_What you will do:_ Pull out each line of the records holding the string "xlabel".

Records that describe figures
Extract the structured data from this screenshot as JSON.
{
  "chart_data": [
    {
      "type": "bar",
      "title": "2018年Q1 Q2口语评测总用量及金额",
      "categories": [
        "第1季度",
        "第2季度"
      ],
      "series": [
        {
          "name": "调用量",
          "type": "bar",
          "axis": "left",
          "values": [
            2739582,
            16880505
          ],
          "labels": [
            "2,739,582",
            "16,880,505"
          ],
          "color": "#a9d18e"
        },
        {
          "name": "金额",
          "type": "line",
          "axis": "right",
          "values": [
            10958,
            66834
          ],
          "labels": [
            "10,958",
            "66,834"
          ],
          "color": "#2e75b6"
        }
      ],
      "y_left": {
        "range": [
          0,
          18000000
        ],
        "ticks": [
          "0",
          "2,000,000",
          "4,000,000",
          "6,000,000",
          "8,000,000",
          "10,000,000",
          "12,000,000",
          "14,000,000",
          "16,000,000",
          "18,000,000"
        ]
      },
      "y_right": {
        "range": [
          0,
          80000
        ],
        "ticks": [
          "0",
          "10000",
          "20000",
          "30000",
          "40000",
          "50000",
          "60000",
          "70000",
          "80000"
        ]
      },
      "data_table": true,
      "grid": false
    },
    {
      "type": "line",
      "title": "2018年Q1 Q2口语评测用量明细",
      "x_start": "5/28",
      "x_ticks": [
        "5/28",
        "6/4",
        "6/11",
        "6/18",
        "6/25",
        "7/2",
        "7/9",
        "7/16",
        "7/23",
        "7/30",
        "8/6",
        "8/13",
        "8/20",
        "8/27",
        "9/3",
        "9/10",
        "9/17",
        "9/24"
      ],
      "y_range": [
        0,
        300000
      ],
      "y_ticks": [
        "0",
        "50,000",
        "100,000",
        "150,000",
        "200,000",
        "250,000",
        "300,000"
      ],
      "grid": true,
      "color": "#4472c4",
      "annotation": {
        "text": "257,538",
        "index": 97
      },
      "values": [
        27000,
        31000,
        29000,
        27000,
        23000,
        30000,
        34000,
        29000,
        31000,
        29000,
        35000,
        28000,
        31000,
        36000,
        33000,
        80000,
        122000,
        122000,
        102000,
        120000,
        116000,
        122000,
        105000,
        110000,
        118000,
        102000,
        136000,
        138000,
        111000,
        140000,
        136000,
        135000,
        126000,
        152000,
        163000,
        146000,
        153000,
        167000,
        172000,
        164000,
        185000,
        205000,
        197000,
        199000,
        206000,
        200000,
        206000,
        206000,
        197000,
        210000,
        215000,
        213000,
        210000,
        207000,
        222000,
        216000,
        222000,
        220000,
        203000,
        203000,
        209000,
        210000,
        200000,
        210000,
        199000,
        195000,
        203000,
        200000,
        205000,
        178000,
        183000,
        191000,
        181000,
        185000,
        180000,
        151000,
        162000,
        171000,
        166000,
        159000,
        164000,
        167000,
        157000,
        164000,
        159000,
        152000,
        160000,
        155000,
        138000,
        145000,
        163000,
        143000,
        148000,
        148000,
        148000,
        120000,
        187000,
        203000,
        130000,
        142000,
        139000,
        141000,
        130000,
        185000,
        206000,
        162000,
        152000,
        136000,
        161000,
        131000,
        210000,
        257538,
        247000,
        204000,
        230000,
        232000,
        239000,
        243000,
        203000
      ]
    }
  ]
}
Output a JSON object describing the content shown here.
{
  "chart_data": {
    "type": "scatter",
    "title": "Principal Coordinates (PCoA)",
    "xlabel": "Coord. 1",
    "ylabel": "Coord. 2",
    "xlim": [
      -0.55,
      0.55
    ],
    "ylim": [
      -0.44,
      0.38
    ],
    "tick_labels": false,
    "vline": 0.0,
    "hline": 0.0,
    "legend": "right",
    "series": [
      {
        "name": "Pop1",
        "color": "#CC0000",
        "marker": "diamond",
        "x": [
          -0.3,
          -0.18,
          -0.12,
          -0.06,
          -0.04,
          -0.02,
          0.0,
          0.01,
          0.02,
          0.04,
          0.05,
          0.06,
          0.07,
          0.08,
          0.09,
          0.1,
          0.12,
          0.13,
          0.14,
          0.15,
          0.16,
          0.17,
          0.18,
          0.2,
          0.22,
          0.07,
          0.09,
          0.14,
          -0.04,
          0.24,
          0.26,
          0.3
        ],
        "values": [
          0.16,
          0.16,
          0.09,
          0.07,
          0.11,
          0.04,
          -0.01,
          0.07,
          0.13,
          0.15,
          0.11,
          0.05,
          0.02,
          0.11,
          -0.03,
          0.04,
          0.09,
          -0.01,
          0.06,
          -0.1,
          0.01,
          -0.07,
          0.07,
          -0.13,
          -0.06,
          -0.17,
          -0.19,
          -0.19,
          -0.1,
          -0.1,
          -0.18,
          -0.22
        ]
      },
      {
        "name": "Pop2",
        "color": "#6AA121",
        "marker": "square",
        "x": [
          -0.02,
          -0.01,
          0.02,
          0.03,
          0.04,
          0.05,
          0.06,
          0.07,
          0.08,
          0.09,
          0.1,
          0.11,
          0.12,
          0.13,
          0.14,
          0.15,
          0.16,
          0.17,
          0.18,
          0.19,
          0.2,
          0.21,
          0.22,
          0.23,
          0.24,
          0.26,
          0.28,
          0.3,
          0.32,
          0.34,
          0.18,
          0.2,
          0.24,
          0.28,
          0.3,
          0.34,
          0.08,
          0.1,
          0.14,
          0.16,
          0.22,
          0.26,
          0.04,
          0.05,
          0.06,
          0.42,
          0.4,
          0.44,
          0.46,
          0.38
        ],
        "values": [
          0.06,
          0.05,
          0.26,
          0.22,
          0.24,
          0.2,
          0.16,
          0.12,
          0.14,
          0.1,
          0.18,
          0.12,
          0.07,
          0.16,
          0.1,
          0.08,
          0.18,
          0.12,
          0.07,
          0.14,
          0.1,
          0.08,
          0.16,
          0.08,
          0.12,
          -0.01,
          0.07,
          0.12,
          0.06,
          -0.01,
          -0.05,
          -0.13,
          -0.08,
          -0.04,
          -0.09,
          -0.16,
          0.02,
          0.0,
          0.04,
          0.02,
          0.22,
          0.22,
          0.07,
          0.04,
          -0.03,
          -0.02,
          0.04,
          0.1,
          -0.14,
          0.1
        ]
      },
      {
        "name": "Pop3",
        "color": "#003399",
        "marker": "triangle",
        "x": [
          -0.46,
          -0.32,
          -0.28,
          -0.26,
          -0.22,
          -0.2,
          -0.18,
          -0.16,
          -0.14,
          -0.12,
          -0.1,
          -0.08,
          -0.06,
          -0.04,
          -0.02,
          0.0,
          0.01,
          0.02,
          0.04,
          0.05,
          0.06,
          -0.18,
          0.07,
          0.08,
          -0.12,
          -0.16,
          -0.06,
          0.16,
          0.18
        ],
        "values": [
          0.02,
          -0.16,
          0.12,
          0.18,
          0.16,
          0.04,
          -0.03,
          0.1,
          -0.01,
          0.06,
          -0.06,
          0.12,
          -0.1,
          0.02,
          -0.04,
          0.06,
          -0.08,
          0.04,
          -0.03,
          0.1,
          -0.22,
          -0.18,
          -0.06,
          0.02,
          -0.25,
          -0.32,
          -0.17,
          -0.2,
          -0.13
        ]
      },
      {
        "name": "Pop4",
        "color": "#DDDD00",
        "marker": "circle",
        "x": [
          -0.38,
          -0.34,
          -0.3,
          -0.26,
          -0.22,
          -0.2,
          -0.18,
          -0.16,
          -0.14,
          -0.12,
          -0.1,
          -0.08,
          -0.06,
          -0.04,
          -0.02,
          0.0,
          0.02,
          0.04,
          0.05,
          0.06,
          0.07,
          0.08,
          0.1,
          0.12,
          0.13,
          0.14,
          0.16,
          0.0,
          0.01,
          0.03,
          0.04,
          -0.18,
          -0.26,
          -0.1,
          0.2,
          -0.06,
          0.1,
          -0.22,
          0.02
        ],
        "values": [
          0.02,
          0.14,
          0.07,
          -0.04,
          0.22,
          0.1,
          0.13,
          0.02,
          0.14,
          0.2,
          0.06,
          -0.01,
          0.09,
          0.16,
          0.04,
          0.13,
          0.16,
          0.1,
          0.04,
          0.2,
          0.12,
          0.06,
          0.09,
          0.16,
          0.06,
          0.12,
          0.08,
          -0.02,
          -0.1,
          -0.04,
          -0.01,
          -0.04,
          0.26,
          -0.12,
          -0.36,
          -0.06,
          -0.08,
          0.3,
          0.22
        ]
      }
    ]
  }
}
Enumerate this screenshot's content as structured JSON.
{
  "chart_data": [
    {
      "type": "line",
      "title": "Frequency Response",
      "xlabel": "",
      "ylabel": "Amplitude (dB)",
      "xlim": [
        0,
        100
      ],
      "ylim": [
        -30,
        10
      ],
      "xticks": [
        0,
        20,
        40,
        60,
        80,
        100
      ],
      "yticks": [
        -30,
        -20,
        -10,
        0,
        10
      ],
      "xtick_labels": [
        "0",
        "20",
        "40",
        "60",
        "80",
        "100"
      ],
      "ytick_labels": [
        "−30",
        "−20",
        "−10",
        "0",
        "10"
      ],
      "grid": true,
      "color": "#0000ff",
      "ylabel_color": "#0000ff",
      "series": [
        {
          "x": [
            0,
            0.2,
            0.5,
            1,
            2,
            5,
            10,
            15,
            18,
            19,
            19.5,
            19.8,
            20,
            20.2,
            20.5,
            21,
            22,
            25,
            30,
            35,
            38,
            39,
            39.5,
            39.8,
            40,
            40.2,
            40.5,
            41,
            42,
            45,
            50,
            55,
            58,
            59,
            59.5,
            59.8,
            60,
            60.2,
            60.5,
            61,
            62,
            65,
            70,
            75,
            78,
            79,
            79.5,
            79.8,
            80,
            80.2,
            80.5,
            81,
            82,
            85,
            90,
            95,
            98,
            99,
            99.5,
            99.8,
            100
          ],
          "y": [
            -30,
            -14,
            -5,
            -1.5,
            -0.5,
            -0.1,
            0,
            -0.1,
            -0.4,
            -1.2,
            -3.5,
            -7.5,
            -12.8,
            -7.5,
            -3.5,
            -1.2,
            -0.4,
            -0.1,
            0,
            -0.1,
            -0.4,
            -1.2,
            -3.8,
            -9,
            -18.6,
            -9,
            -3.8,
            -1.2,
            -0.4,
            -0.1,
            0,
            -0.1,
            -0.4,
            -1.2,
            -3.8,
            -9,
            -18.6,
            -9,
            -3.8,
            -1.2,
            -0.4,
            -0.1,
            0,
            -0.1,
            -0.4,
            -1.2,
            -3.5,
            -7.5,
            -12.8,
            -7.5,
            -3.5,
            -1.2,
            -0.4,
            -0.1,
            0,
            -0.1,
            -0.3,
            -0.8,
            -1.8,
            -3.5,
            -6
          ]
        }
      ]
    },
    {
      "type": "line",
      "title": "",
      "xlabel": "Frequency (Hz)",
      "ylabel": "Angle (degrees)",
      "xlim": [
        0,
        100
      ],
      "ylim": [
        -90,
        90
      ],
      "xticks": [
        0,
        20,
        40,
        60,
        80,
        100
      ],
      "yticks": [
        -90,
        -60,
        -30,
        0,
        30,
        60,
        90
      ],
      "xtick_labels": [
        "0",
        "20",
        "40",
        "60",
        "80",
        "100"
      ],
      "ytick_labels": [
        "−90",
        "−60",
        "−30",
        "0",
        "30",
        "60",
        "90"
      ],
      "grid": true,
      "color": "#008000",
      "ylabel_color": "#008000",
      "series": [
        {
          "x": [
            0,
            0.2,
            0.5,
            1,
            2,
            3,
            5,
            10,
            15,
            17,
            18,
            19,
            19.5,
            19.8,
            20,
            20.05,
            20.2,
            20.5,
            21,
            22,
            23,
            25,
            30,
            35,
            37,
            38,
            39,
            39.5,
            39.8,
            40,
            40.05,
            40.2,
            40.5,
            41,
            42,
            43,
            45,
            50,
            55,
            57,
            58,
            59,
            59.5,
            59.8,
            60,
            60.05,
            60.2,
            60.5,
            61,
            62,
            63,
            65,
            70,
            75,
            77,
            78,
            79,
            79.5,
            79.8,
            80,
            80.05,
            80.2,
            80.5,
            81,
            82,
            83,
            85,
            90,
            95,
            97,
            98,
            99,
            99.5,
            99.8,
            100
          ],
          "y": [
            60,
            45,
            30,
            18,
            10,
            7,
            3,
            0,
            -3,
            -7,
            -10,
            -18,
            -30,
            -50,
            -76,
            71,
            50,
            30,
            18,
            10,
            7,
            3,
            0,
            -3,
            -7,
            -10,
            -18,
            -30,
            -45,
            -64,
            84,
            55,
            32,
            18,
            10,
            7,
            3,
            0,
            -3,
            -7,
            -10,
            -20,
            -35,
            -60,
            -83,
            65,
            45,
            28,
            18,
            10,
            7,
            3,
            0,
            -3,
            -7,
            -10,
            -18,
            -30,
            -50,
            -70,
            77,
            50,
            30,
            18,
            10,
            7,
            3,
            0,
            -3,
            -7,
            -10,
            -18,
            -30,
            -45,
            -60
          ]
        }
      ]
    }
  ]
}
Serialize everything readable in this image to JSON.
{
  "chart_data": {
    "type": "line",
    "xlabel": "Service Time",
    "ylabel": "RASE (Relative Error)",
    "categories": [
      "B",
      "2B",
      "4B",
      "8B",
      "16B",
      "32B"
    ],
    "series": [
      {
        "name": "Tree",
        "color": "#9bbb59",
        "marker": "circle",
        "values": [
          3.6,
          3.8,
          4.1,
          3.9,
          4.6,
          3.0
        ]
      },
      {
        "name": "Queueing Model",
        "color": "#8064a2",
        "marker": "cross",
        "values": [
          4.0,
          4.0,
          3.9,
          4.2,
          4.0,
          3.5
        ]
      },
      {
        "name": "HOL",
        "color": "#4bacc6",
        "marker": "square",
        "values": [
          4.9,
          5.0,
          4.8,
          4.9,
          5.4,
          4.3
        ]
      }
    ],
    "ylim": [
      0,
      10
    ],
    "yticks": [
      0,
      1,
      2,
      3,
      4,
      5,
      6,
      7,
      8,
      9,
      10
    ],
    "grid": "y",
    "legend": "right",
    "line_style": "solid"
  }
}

_Output of the task:_
    "xlabel": "Coord. 1",
      "xlabel": "",
      "xlabel": "Frequency (Hz)",
    "xlabel": "Service Time",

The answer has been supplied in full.